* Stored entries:
——————

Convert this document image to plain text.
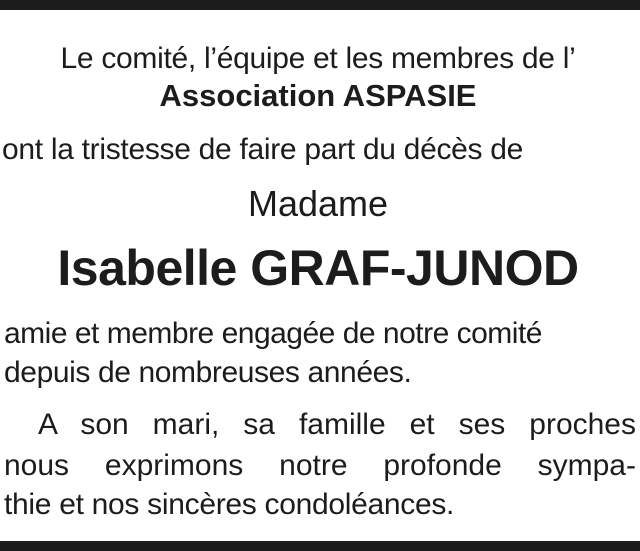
Le comité, l’équipe et les membres de l’

Association ASPASIE

ont la tristesse de faire part du décès de

Madame

Isabelle GRAF-JUNOD

amie et membre engagée de notre comité

depuis de nombreuses années.

A son mari, sa famille et ses proches

nous exprimons notre profonde sympa-

thie et nos sincères condoléances.
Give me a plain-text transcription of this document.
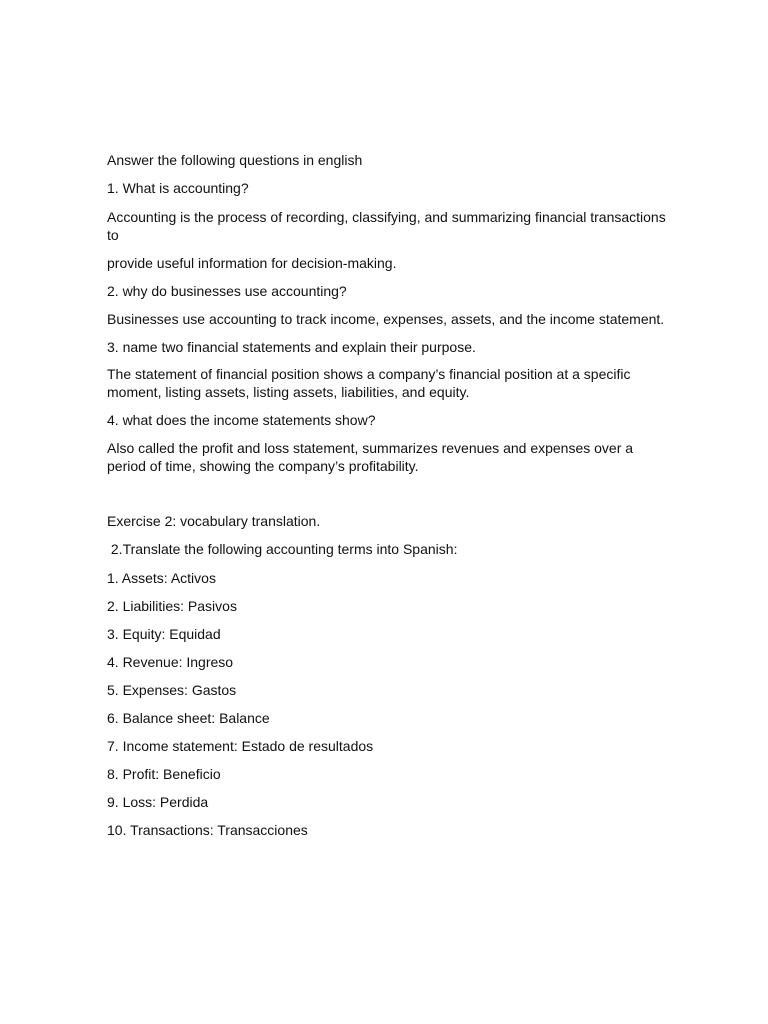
Answer the following questions in english

1. What is accounting?

Accounting is the process of recording, classifying, and summarizing financial transactions
to

provide useful information for decision-making.

2. why do businesses use accounting?

Businesses use accounting to track income, expenses, assets, and the income statement.

3. name two financial statements and explain their purpose.

The statement of financial position shows a company’s financial position at a specific
moment, listing assets, listing assets, liabilities, and equity.

4. what does the income statements show?

Also called the profit and loss statement, summarizes revenues and expenses over a
period of time, showing the company’s profitability.

Exercise 2: vocabulary translation.

2.Translate the following accounting terms into Spanish:

1. Assets: Activos

2. Liabilities: Pasivos

3. Equity: Equidad

4. Revenue: Ingreso

5. Expenses: Gastos

6. Balance sheet: Balance

7. Income statement: Estado de resultados

8. Profit: Beneficio

9. Loss: Perdida

10. Transactions: Transacciones
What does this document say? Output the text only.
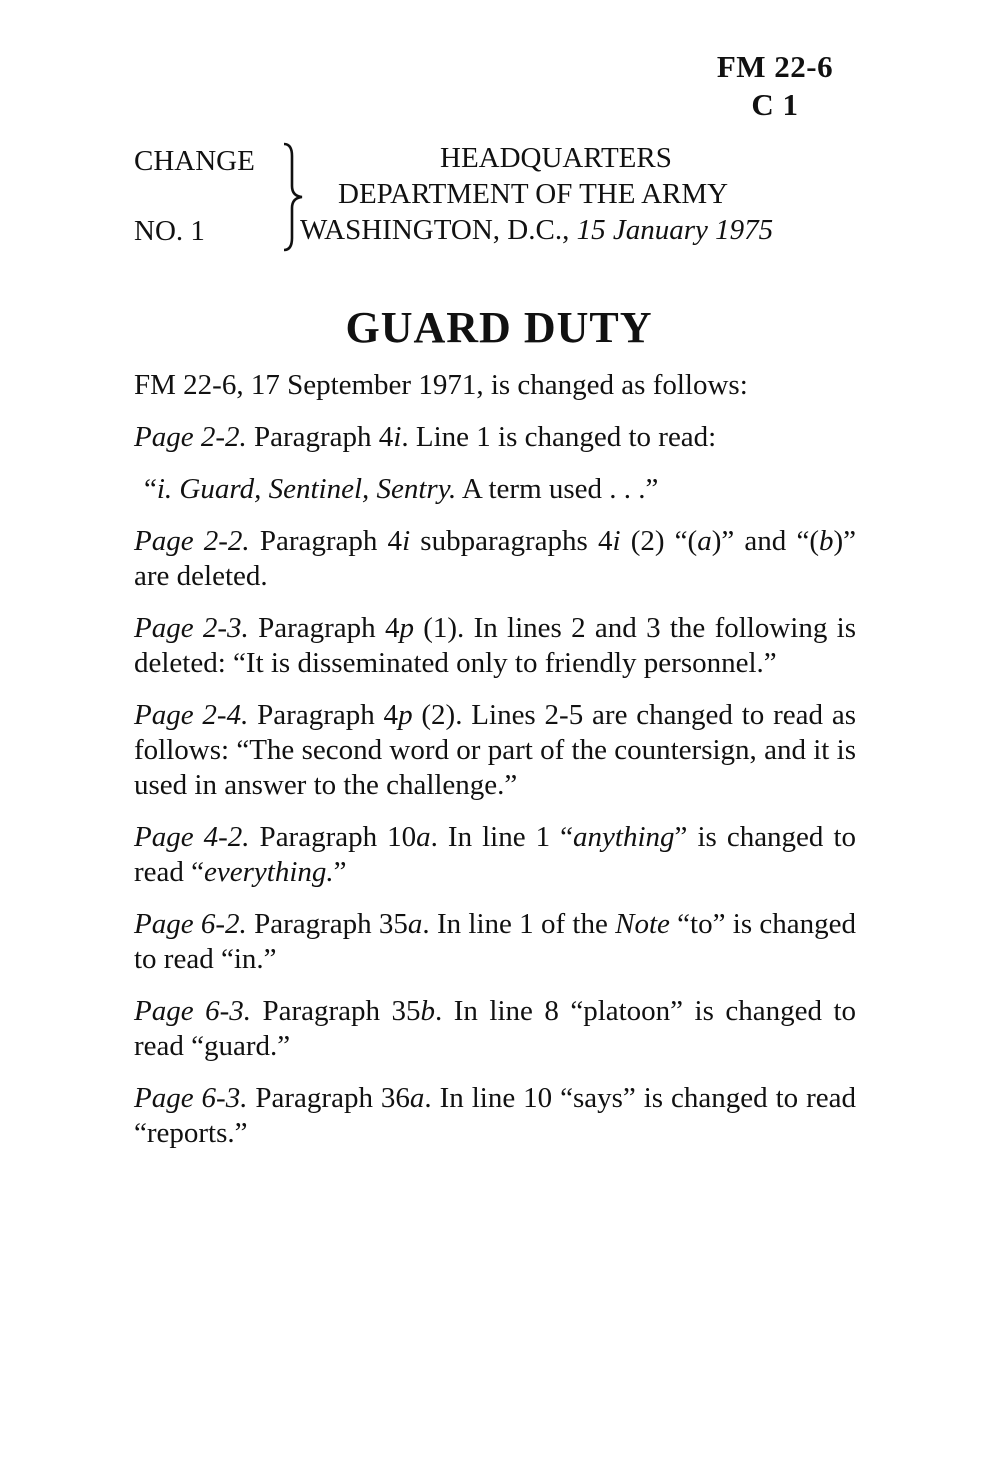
FM 22-6
C 1
CHANGE
NO. 1
HEADQUARTERS
DEPARTMENT OF THE ARMY
WASHINGTON, D.C., 15 January 1975
GUARD DUTY

FM 22-6, 17 September 1971, is changed as follows:

Page 2-2. Paragraph 4i. Line 1 is changed to read:

“i. Guard, Sentinel, Sentry. A term used . . .”

Page 2-2. Paragraph 4i subparagraphs 4i (2) “(a)” and “(b)” are deleted.

Page 2-3. Paragraph 4p (1). In lines 2 and 3 the following is deleted: “It is disseminated only to friendly personnel.”

Page 2-4. Paragraph 4p (2). Lines 2-5 are changed to read as follows: “The second word or part of the countersign, and it is used in answer to the challenge.”

Page 4-2. Paragraph 10a. In line 1 “anything” is changed to read “everything.”

Page 6-2. Paragraph 35a. In line 1 of the Note “to” is changed to read “in.”

Page 6-3. Paragraph 35b. In line 8 “platoon” is changed to read “guard.”

Page 6-3. Paragraph 36a. In line 10 “says” is changed to read “reports.”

——————

* WHAT NEEDS TO BE DONE: Gather each line from the listing above that holds "company".

* EXERCISE ANSWER:
The statement of financial position shows a company’s financial position at a specific
period of time, showing the company’s profitability.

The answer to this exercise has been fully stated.